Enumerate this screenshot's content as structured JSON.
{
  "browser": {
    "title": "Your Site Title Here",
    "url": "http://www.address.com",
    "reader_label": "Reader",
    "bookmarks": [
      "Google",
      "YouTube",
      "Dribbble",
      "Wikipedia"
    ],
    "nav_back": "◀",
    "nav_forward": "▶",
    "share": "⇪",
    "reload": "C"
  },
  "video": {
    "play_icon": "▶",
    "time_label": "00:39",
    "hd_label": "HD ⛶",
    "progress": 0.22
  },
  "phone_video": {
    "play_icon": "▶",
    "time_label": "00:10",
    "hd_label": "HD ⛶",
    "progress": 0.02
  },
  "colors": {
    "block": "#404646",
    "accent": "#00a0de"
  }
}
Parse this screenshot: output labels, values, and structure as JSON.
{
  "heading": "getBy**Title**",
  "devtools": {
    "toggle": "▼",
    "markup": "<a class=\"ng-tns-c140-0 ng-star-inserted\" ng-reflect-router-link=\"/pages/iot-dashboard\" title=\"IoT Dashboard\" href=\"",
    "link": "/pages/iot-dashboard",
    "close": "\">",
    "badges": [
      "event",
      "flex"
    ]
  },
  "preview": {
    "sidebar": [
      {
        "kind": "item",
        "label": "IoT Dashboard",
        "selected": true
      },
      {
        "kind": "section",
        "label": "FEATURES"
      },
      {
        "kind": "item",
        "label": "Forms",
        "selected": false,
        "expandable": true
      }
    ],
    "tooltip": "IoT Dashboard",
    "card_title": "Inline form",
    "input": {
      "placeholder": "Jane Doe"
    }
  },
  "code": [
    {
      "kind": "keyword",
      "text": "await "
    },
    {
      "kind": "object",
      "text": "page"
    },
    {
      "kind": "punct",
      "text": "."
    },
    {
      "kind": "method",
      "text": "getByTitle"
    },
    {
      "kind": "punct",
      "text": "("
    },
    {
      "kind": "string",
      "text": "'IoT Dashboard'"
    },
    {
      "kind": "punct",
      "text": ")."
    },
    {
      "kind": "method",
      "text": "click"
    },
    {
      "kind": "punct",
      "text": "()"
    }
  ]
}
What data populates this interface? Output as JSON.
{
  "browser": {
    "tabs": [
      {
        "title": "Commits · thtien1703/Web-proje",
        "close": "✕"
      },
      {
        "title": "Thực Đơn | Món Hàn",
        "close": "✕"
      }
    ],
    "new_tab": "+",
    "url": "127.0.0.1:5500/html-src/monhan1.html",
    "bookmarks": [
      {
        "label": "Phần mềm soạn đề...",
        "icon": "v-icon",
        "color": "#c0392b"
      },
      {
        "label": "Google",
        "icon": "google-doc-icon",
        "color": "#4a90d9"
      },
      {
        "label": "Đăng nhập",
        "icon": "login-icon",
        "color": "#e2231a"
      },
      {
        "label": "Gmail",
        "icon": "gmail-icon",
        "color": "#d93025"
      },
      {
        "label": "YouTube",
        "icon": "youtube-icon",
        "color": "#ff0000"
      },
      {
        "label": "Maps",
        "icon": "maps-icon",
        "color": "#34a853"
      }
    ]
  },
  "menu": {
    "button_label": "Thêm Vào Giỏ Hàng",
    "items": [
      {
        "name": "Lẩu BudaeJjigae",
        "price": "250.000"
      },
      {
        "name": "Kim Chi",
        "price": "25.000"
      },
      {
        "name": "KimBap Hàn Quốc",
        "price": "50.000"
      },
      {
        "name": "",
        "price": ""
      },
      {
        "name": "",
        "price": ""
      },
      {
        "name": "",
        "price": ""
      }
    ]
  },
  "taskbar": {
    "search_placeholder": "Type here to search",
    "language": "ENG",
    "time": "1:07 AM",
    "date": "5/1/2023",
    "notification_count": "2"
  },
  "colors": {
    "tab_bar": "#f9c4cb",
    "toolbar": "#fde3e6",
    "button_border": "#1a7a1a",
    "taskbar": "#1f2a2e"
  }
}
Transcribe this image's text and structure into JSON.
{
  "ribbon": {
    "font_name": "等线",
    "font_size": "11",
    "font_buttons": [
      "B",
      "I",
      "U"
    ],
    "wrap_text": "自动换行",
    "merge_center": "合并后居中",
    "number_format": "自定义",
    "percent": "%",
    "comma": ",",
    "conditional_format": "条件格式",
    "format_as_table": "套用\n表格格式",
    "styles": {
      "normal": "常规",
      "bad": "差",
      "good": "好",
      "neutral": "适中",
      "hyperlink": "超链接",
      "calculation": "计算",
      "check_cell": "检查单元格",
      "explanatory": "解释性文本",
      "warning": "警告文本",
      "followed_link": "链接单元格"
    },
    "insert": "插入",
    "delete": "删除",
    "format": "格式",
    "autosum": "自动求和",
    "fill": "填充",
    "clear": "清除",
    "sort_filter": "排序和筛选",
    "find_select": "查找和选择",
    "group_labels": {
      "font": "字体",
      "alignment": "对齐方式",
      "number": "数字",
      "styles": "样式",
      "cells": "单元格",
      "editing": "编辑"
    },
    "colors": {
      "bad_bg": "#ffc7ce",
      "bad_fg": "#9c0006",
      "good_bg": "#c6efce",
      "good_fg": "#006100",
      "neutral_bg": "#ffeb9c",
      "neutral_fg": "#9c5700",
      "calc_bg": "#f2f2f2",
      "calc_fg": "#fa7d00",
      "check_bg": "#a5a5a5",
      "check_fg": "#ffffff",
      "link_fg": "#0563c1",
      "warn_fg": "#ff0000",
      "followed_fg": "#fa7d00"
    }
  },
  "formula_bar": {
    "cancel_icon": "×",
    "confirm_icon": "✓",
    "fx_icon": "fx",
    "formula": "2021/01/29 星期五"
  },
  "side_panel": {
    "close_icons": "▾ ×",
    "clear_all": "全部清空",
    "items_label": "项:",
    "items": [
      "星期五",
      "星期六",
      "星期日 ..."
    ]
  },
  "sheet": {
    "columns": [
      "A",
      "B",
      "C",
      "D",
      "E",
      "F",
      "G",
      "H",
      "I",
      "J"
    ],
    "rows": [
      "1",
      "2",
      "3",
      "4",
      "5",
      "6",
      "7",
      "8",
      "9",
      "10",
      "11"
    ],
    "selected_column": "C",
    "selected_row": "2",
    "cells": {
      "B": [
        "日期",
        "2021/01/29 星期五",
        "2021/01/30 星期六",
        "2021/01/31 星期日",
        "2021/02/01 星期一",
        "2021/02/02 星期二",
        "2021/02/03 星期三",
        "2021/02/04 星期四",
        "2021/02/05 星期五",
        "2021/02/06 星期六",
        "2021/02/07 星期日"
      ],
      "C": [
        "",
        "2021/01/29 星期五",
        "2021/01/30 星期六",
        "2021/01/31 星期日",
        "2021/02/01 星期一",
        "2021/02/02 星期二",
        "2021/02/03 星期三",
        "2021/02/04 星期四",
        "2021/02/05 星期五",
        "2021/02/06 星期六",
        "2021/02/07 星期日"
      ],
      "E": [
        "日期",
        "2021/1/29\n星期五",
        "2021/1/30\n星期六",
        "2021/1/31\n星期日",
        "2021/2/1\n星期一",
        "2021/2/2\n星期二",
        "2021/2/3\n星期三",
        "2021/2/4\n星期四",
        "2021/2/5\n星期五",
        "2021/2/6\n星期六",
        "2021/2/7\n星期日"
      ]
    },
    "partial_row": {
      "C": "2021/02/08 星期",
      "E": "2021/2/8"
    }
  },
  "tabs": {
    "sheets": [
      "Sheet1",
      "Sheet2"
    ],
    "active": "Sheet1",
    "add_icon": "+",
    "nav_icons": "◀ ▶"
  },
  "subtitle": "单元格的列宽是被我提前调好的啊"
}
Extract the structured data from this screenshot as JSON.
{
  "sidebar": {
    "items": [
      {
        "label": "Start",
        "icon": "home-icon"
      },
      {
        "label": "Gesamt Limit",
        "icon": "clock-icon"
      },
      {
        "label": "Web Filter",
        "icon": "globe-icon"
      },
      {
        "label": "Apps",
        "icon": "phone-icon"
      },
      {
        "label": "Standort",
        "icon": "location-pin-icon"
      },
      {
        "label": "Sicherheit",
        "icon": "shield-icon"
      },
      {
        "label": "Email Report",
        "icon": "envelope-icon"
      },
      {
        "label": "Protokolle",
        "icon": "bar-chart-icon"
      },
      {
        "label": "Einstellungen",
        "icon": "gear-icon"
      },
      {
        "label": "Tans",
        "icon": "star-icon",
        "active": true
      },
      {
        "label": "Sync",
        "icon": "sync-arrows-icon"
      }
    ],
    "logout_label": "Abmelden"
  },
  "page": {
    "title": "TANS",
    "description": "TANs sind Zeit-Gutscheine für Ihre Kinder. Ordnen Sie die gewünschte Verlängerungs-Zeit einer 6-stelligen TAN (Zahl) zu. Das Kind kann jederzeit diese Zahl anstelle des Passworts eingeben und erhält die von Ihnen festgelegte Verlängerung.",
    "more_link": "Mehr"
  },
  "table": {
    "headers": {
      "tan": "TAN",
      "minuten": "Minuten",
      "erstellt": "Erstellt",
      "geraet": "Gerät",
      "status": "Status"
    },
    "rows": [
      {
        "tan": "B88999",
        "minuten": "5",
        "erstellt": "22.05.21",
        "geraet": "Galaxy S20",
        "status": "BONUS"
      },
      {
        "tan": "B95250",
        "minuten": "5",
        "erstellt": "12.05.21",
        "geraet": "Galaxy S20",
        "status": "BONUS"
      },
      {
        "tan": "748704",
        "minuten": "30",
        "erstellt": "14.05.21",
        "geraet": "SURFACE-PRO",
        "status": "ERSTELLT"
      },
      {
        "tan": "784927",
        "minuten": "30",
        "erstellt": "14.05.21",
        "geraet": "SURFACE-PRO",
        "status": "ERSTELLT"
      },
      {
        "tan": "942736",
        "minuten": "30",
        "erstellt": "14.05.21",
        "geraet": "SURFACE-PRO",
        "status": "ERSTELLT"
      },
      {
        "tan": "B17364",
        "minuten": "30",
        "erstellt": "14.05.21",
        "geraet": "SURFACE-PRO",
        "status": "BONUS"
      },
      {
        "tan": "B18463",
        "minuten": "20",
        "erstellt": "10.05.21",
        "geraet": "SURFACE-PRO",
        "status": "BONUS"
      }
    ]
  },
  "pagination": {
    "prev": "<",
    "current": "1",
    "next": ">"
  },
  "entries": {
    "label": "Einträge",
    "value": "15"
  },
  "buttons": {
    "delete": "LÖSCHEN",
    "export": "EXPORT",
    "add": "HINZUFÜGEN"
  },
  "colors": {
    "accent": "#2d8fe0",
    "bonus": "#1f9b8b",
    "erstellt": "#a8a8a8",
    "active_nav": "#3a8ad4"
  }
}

> **Exercise instructions**
Return a copy of every line that includes the word "data".

> **Result**
What data populates this interface? Output as JSON.
Extract the structured data from this screenshot as JSON.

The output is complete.